**Aim of the task:** Output the material below in full, exactly as it is.

**Material provided:**
************

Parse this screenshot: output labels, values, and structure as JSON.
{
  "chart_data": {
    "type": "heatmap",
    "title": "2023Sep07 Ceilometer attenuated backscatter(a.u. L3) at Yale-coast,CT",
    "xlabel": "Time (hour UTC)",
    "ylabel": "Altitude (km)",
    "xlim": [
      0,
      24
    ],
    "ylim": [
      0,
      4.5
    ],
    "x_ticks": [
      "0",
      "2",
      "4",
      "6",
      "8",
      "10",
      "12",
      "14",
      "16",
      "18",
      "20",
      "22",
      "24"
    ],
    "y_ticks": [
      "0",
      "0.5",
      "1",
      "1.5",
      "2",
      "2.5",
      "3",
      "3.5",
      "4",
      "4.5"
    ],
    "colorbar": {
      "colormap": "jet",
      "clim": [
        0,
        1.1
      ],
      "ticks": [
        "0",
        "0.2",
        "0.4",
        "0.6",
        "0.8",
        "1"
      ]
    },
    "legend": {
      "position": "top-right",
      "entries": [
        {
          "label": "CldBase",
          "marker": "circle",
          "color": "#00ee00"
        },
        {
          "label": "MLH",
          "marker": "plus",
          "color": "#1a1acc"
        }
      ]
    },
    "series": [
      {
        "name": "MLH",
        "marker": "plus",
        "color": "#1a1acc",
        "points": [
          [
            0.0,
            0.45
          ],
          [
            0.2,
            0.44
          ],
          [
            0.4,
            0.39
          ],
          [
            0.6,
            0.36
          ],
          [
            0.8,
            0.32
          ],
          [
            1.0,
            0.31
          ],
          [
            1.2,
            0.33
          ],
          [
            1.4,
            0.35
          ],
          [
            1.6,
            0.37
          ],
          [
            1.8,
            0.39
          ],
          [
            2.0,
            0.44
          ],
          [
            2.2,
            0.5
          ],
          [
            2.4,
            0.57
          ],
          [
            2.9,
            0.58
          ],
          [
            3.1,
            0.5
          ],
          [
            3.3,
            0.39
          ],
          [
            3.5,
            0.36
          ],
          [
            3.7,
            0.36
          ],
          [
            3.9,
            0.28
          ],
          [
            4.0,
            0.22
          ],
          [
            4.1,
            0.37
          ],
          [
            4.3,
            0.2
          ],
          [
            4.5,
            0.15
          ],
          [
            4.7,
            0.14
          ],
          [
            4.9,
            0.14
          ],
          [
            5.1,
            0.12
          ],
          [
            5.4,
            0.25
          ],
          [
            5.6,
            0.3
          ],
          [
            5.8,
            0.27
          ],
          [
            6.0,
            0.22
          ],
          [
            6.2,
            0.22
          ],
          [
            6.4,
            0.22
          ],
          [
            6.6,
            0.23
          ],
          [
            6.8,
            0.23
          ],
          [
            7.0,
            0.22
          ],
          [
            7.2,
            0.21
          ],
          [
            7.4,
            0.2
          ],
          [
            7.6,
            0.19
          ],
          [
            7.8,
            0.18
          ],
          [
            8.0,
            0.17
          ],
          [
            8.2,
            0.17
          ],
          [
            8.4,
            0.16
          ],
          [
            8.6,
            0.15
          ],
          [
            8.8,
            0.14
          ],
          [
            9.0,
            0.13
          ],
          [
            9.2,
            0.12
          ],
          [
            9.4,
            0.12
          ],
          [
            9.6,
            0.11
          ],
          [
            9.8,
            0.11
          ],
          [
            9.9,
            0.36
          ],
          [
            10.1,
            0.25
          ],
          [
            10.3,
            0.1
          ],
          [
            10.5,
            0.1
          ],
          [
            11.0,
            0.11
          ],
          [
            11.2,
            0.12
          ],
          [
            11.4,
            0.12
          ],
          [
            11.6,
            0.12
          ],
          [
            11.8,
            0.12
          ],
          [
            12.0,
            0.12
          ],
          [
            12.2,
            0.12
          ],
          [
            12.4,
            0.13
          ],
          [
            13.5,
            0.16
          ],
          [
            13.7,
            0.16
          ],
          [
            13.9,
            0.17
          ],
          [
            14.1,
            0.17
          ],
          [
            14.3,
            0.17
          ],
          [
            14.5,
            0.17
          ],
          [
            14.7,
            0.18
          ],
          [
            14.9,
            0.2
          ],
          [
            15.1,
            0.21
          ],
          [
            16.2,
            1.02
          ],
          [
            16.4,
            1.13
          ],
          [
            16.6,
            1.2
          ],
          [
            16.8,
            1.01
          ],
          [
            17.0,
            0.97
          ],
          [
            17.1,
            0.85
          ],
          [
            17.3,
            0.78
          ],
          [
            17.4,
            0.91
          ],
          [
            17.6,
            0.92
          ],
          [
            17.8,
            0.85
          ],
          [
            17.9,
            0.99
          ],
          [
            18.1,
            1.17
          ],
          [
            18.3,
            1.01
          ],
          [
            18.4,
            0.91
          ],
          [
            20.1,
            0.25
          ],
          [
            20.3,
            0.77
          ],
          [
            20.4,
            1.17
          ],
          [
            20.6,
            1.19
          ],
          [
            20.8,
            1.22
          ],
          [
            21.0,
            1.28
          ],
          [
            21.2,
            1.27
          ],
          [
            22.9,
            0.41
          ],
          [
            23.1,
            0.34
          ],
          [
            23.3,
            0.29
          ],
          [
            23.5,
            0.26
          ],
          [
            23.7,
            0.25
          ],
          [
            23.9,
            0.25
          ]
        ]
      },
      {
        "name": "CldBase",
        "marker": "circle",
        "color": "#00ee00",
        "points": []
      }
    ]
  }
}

************

**Task response:**
Parse this screenshot: output labels, values, and structure as JSON.
{
  "chart_data": {
    "type": "heatmap",
    "title": "2023Sep07 Ceilometer attenuated backscatter(a.u. L3) at Yale-coast,CT",
    "xlabel": "Time (hour UTC)",
    "ylabel": "Altitude (km)",
    "xlim": [
      0,
      24
    ],
    "ylim": [
      0,
      4.5
    ],
    "x_ticks": [
      "0",
      "2",
      "4",
      "6",
      "8",
      "10",
      "12",
      "14",
      "16",
      "18",
      "20",
      "22",
      "24"
    ],
    "y_ticks": [
      "0",
      "0.5",
      "1",
      "1.5",
      "2",
      "2.5",
      "3",
      "3.5",
      "4",
      "4.5"
    ],
    "colorbar": {
      "colormap": "jet",
      "clim": [
        0,
        1.1
      ],
      "ticks": [
        "0",
        "0.2",
        "0.4",
        "0.6",
        "0.8",
        "1"
      ]
    },
    "legend": {
      "position": "top-right",
      "entries": [
        {
          "label": "CldBase",
          "marker": "circle",
          "color": "#00ee00"
        },
        {
          "label": "MLH",
          "marker": "plus",
          "color": "#1a1acc"
        }
      ]
    },
    "series": [
      {
        "name": "MLH",
        "marker": "plus",
        "color": "#1a1acc",
        "points": [
          [
            0.0,
            0.45
          ],
          [
            0.2,
            0.44
          ],
          [
            0.4,
            0.39
          ],
          [
            0.6,
            0.36
          ],
          [
            0.8,
            0.32
          ],
          [
            1.0,
            0.31
          ],
          [
            1.2,
            0.33
          ],
          [
            1.4,
            0.35
          ],
          [
            1.6,
            0.37
          ],
          [
            1.8,
            0.39
          ],
          [
            2.0,
            0.44
          ],
          [
            2.2,
            0.5
          ],
          [
            2.4,
            0.57
          ],
          [
            2.9,
            0.58
          ],
          [
            3.1,
            0.5
          ],
          [
            3.3,
            0.39
          ],
          [
            3.5,
            0.36
          ],
          [
            3.7,
            0.36
          ],
          [
            3.9,
            0.28
          ],
          [
            4.0,
            0.22
          ],
          [
            4.1,
            0.37
          ],
          [
            4.3,
            0.2
          ],
          [
            4.5,
            0.15
          ],
          [
            4.7,
            0.14
          ],
          [
            4.9,
            0.14
          ],
          [
            5.1,
            0.12
          ],
          [
            5.4,
            0.25
          ],
          [
            5.6,
            0.3
          ],
          [
            5.8,
            0.27
          ],
          [
            6.0,
            0.22
          ],
          [
            6.2,
            0.22
          ],
          [
            6.4,
            0.22
          ],
          [
            6.6,
            0.23
          ],
          [
            6.8,
            0.23
          ],
          [
            7.0,
            0.22
          ],
          [
            7.2,
            0.21
          ],
          [
            7.4,
            0.2
          ],
          [
            7.6,
            0.19
          ],
          [
            7.8,
            0.18
          ],
          [
            8.0,
            0.17
          ],
          [
            8.2,
            0.17
          ],
          [
            8.4,
            0.16
          ],
          [
            8.6,
            0.15
          ],
          [
            8.8,
            0.14
          ],
          [
            9.0,
            0.13
          ],
          [
            9.2,
            0.12
          ],
          [
            9.4,
            0.12
          ],
          [
            9.6,
            0.11
          ],
          [
            9.8,
            0.11
          ],
          [
            9.9,
            0.36
          ],
          [
            10.1,
            0.25
          ],
          [
            10.3,
            0.1
          ],
          [
            10.5,
            0.1
          ],
          [
            11.0,
            0.11
          ],
          [
            11.2,
            0.12
          ],
          [
            11.4,
            0.12
          ],
          [
            11.6,
            0.12
          ],
          [
            11.8,
            0.12
          ],
          [
            12.0,
            0.12
          ],
          [
            12.2,
            0.12
          ],
          [
            12.4,
            0.13
          ],
          [
            13.5,
            0.16
          ],
          [
            13.7,
            0.16
          ],
          [
            13.9,
            0.17
          ],
          [
            14.1,
            0.17
          ],
          [
            14.3,
            0.17
          ],
          [
            14.5,
            0.17
          ],
          [
            14.7,
            0.18
          ],
          [
            14.9,
            0.2
          ],
          [
            15.1,
            0.21
          ],
          [
            16.2,
            1.02
          ],
          [
            16.4,
            1.13
          ],
          [
            16.6,
            1.2
          ],
          [
            16.8,
            1.01
          ],
          [
            17.0,
            0.97
          ],
          [
            17.1,
            0.85
          ],
          [
            17.3,
            0.78
          ],
          [
            17.4,
            0.91
          ],
          [
            17.6,
            0.92
          ],
          [
            17.8,
            0.85
          ],
          [
            17.9,
            0.99
          ],
          [
            18.1,
            1.17
          ],
          [
            18.3,
            1.01
          ],
          [
            18.4,
            0.91
          ],
          [
            20.1,
            0.25
          ],
          [
            20.3,
            0.77
          ],
          [
            20.4,
            1.17
          ],
          [
            20.6,
            1.19
          ],
          [
            20.8,
            1.22
          ],
          [
            21.0,
            1.28
          ],
          [
            21.2,
            1.27
          ],
          [
            22.9,
            0.41
          ],
          [
            23.1,
            0.34
          ],
          [
            23.3,
            0.29
          ],
          [
            23.5,
            0.26
          ],
          [
            23.7,
            0.25
          ],
          [
            23.9,
            0.25
          ]
        ]
      },
      {
        "name": "CldBase",
        "marker": "circle",
        "color": "#00ee00",
        "points": []
      }
    ]
  }
}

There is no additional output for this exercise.